----- MATERIAL TO PROCESS -----
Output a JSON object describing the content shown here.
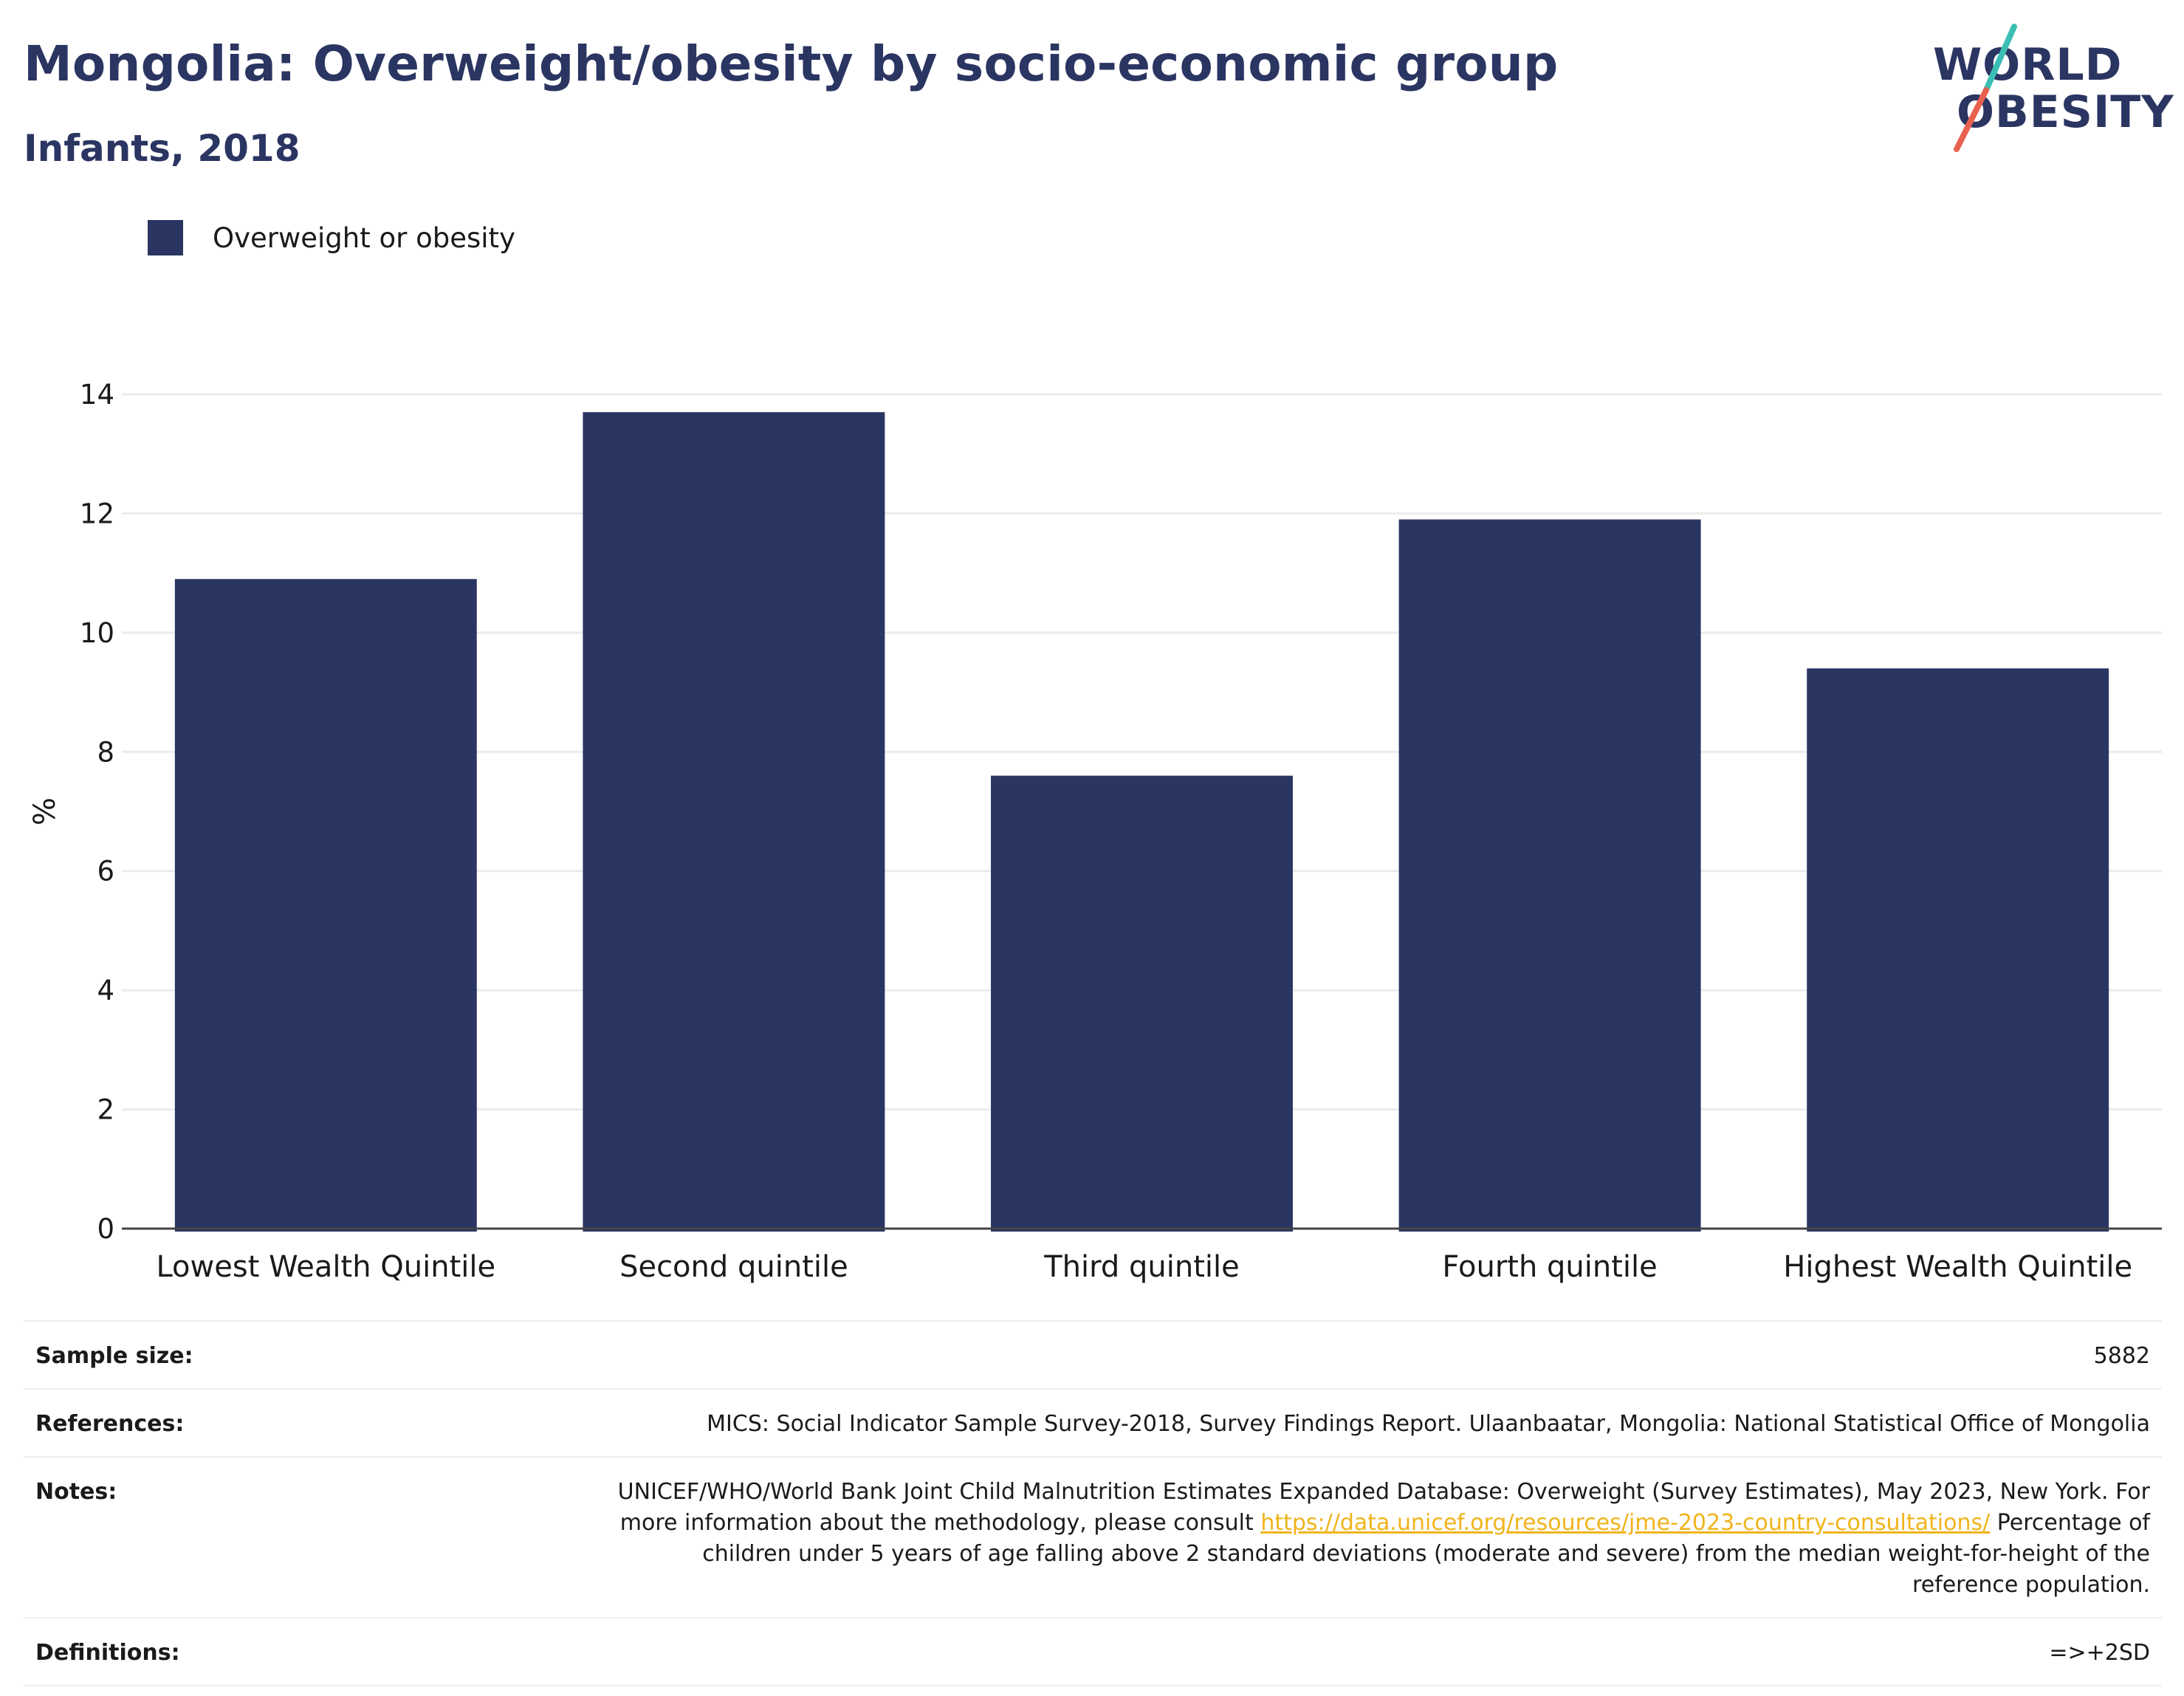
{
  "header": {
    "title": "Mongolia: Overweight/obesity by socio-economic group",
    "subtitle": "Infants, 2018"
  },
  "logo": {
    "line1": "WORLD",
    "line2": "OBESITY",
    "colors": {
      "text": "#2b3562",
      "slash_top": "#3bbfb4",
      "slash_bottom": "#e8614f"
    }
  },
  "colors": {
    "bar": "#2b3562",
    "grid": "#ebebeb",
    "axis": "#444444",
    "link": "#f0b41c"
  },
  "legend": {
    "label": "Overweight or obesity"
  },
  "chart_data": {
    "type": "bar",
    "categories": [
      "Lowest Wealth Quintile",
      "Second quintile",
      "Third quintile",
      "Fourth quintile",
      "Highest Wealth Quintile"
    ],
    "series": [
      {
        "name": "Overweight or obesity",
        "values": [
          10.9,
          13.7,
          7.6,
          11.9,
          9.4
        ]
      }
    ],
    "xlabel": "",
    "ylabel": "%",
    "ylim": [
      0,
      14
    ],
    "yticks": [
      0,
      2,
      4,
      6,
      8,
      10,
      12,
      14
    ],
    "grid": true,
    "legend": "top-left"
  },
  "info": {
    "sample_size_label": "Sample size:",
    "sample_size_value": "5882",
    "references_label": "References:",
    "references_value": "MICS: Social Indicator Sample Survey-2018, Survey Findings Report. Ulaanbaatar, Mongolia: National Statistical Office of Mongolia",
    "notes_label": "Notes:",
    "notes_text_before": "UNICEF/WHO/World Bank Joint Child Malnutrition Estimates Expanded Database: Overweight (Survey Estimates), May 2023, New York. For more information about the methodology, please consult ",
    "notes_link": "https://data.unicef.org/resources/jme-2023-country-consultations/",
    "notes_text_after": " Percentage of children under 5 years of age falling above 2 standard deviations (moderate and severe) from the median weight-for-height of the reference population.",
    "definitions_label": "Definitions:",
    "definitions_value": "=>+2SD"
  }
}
-----
GIVEN INSTRUCTION —
Return all of the data exactly as written, and drop the pictures.

EXERCISE RESULT —
Output a JSON object describing the content shown here.
{
  "header": {
    "title": "Mongolia: Overweight/obesity by socio-economic group",
    "subtitle": "Infants, 2018"
  },
  "logo": {
    "line1": "WORLD",
    "line2": "OBESITY",
    "colors": {
      "text": "#2b3562",
      "slash_top": "#3bbfb4",
      "slash_bottom": "#e8614f"
    }
  },
  "colors": {
    "bar": "#2b3562",
    "grid": "#ebebeb",
    "axis": "#444444",
    "link": "#f0b41c"
  },
  "legend": {
    "label": "Overweight or obesity"
  },
  "chart_data": {
    "type": "bar",
    "categories": [
      "Lowest Wealth Quintile",
      "Second quintile",
      "Third quintile",
      "Fourth quintile",
      "Highest Wealth Quintile"
    ],
    "series": [
      {
        "name": "Overweight or obesity",
        "values": [
          10.9,
          13.7,
          7.6,
          11.9,
          9.4
        ]
      }
    ],
    "xlabel": "",
    "ylabel": "%",
    "ylim": [
      0,
      14
    ],
    "yticks": [
      0,
      2,
      4,
      6,
      8,
      10,
      12,
      14
    ],
    "grid": true,
    "legend": "top-left"
  },
  "info": {
    "sample_size_label": "Sample size:",
    "sample_size_value": "5882",
    "references_label": "References:",
    "references_value": "MICS: Social Indicator Sample Survey-2018, Survey Findings Report. Ulaanbaatar, Mongolia: National Statistical Office of Mongolia",
    "notes_label": "Notes:",
    "notes_text_before": "UNICEF/WHO/World Bank Joint Child Malnutrition Estimates Expanded Database: Overweight (Survey Estimates), May 2023, New York. For more information about the methodology, please consult ",
    "notes_link": "https://data.unicef.org/resources/jme-2023-country-consultations/",
    "notes_text_after": " Percentage of children under 5 years of age falling above 2 standard deviations (moderate and severe) from the median weight-for-height of the reference population.",
    "definitions_label": "Definitions:",
    "definitions_value": "=>+2SD"
  }
}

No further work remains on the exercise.